- [TO BE DONE]:
Repeat the listing below in full, exactly as it stands.

# DATA SUPPLIED start

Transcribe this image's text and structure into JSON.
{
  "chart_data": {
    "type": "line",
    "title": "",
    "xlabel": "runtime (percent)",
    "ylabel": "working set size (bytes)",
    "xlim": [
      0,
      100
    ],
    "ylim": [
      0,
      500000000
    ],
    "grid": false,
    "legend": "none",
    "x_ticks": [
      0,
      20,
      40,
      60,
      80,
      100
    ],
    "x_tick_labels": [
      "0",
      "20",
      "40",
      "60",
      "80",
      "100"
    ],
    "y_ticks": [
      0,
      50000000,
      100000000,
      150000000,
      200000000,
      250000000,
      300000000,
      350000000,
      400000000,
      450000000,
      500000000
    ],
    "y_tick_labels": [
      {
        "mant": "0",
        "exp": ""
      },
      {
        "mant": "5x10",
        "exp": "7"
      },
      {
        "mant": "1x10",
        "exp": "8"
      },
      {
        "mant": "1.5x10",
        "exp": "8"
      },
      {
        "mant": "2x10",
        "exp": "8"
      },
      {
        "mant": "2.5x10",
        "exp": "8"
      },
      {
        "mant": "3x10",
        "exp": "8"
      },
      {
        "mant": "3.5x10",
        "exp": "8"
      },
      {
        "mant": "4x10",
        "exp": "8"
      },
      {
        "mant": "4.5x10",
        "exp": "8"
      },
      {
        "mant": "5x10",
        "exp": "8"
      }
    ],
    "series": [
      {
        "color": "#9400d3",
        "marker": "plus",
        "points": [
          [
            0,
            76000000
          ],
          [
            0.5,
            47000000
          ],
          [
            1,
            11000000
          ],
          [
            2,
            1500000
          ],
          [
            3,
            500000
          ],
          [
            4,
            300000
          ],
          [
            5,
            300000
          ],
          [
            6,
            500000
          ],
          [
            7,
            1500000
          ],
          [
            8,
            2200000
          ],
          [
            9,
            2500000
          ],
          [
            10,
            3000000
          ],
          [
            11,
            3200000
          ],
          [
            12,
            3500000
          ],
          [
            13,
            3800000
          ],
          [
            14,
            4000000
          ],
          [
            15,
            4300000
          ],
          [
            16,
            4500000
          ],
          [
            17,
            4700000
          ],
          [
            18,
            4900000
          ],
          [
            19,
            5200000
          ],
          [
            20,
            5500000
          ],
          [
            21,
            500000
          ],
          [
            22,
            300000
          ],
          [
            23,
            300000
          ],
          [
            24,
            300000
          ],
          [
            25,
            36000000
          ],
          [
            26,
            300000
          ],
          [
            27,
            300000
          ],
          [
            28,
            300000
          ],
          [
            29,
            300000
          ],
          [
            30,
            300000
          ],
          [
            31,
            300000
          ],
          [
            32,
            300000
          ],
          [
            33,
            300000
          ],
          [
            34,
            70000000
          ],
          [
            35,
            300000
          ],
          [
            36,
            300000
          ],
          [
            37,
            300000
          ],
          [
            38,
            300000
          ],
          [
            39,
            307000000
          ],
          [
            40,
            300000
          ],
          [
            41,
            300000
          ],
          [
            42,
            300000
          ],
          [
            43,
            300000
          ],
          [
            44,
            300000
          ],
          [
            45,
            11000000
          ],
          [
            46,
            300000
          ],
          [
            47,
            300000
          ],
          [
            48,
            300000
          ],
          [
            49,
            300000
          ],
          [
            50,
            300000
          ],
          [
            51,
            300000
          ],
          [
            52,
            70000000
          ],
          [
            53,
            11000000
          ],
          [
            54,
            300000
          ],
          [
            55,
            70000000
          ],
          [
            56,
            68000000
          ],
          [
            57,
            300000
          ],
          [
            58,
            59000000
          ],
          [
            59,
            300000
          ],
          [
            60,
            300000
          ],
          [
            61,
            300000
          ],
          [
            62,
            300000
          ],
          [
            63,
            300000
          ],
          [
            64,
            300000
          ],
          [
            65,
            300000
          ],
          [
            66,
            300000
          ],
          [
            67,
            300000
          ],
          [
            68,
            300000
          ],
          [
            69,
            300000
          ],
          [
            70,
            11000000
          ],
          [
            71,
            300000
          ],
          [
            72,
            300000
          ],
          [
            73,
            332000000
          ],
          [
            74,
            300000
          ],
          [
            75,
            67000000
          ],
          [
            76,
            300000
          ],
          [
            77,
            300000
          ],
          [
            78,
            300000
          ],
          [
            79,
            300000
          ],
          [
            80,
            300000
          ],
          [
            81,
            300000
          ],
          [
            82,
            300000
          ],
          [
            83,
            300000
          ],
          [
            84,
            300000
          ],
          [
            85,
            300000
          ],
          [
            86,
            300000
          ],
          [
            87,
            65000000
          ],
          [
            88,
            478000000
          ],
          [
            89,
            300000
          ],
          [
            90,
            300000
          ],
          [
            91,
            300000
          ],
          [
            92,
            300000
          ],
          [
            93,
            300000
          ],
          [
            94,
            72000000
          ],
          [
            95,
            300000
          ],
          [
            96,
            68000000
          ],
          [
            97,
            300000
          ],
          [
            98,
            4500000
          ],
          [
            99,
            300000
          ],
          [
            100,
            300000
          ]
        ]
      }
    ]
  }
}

# DATA SUPPLIED end

- [THE RESULT]:
Transcribe this image's text and structure into JSON.
{
  "chart_data": {
    "type": "line",
    "title": "",
    "xlabel": "runtime (percent)",
    "ylabel": "working set size (bytes)",
    "xlim": [
      0,
      100
    ],
    "ylim": [
      0,
      500000000
    ],
    "grid": false,
    "legend": "none",
    "x_ticks": [
      0,
      20,
      40,
      60,
      80,
      100
    ],
    "x_tick_labels": [
      "0",
      "20",
      "40",
      "60",
      "80",
      "100"
    ],
    "y_ticks": [
      0,
      50000000,
      100000000,
      150000000,
      200000000,
      250000000,
      300000000,
      350000000,
      400000000,
      450000000,
      500000000
    ],
    "y_tick_labels": [
      {
        "mant": "0",
        "exp": ""
      },
      {
        "mant": "5x10",
        "exp": "7"
      },
      {
        "mant": "1x10",
        "exp": "8"
      },
      {
        "mant": "1.5x10",
        "exp": "8"
      },
      {
        "mant": "2x10",
        "exp": "8"
      },
      {
        "mant": "2.5x10",
        "exp": "8"
      },
      {
        "mant": "3x10",
        "exp": "8"
      },
      {
        "mant": "3.5x10",
        "exp": "8"
      },
      {
        "mant": "4x10",
        "exp": "8"
      },
      {
        "mant": "4.5x10",
        "exp": "8"
      },
      {
        "mant": "5x10",
        "exp": "8"
      }
    ],
    "series": [
      {
        "color": "#9400d3",
        "marker": "plus",
        "points": [
          [
            0,
            76000000
          ],
          [
            0.5,
            47000000
          ],
          [
            1,
            11000000
          ],
          [
            2,
            1500000
          ],
          [
            3,
            500000
          ],
          [
            4,
            300000
          ],
          [
            5,
            300000
          ],
          [
            6,
            500000
          ],
          [
            7,
            1500000
          ],
          [
            8,
            2200000
          ],
          [
            9,
            2500000
          ],
          [
            10,
            3000000
          ],
          [
            11,
            3200000
          ],
          [
            12,
            3500000
          ],
          [
            13,
            3800000
          ],
          [
            14,
            4000000
          ],
          [
            15,
            4300000
          ],
          [
            16,
            4500000
          ],
          [
            17,
            4700000
          ],
          [
            18,
            4900000
          ],
          [
            19,
            5200000
          ],
          [
            20,
            5500000
          ],
          [
            21,
            500000
          ],
          [
            22,
            300000
          ],
          [
            23,
            300000
          ],
          [
            24,
            300000
          ],
          [
            25,
            36000000
          ],
          [
            26,
            300000
          ],
          [
            27,
            300000
          ],
          [
            28,
            300000
          ],
          [
            29,
            300000
          ],
          [
            30,
            300000
          ],
          [
            31,
            300000
          ],
          [
            32,
            300000
          ],
          [
            33,
            300000
          ],
          [
            34,
            70000000
          ],
          [
            35,
            300000
          ],
          [
            36,
            300000
          ],
          [
            37,
            300000
          ],
          [
            38,
            300000
          ],
          [
            39,
            307000000
          ],
          [
            40,
            300000
          ],
          [
            41,
            300000
          ],
          [
            42,
            300000
          ],
          [
            43,
            300000
          ],
          [
            44,
            300000
          ],
          [
            45,
            11000000
          ],
          [
            46,
            300000
          ],
          [
            47,
            300000
          ],
          [
            48,
            300000
          ],
          [
            49,
            300000
          ],
          [
            50,
            300000
          ],
          [
            51,
            300000
          ],
          [
            52,
            70000000
          ],
          [
            53,
            11000000
          ],
          [
            54,
            300000
          ],
          [
            55,
            70000000
          ],
          [
            56,
            68000000
          ],
          [
            57,
            300000
          ],
          [
            58,
            59000000
          ],
          [
            59,
            300000
          ],
          [
            60,
            300000
          ],
          [
            61,
            300000
          ],
          [
            62,
            300000
          ],
          [
            63,
            300000
          ],
          [
            64,
            300000
          ],
          [
            65,
            300000
          ],
          [
            66,
            300000
          ],
          [
            67,
            300000
          ],
          [
            68,
            300000
          ],
          [
            69,
            300000
          ],
          [
            70,
            11000000
          ],
          [
            71,
            300000
          ],
          [
            72,
            300000
          ],
          [
            73,
            332000000
          ],
          [
            74,
            300000
          ],
          [
            75,
            67000000
          ],
          [
            76,
            300000
          ],
          [
            77,
            300000
          ],
          [
            78,
            300000
          ],
          [
            79,
            300000
          ],
          [
            80,
            300000
          ],
          [
            81,
            300000
          ],
          [
            82,
            300000
          ],
          [
            83,
            300000
          ],
          [
            84,
            300000
          ],
          [
            85,
            300000
          ],
          [
            86,
            300000
          ],
          [
            87,
            65000000
          ],
          [
            88,
            478000000
          ],
          [
            89,
            300000
          ],
          [
            90,
            300000
          ],
          [
            91,
            300000
          ],
          [
            92,
            300000
          ],
          [
            93,
            300000
          ],
          [
            94,
            72000000
          ],
          [
            95,
            300000
          ],
          [
            96,
            68000000
          ],
          [
            97,
            300000
          ],
          [
            98,
            4500000
          ],
          [
            99,
            300000
          ],
          [
            100,
            300000
          ]
        ]
      }
    ]
  }
}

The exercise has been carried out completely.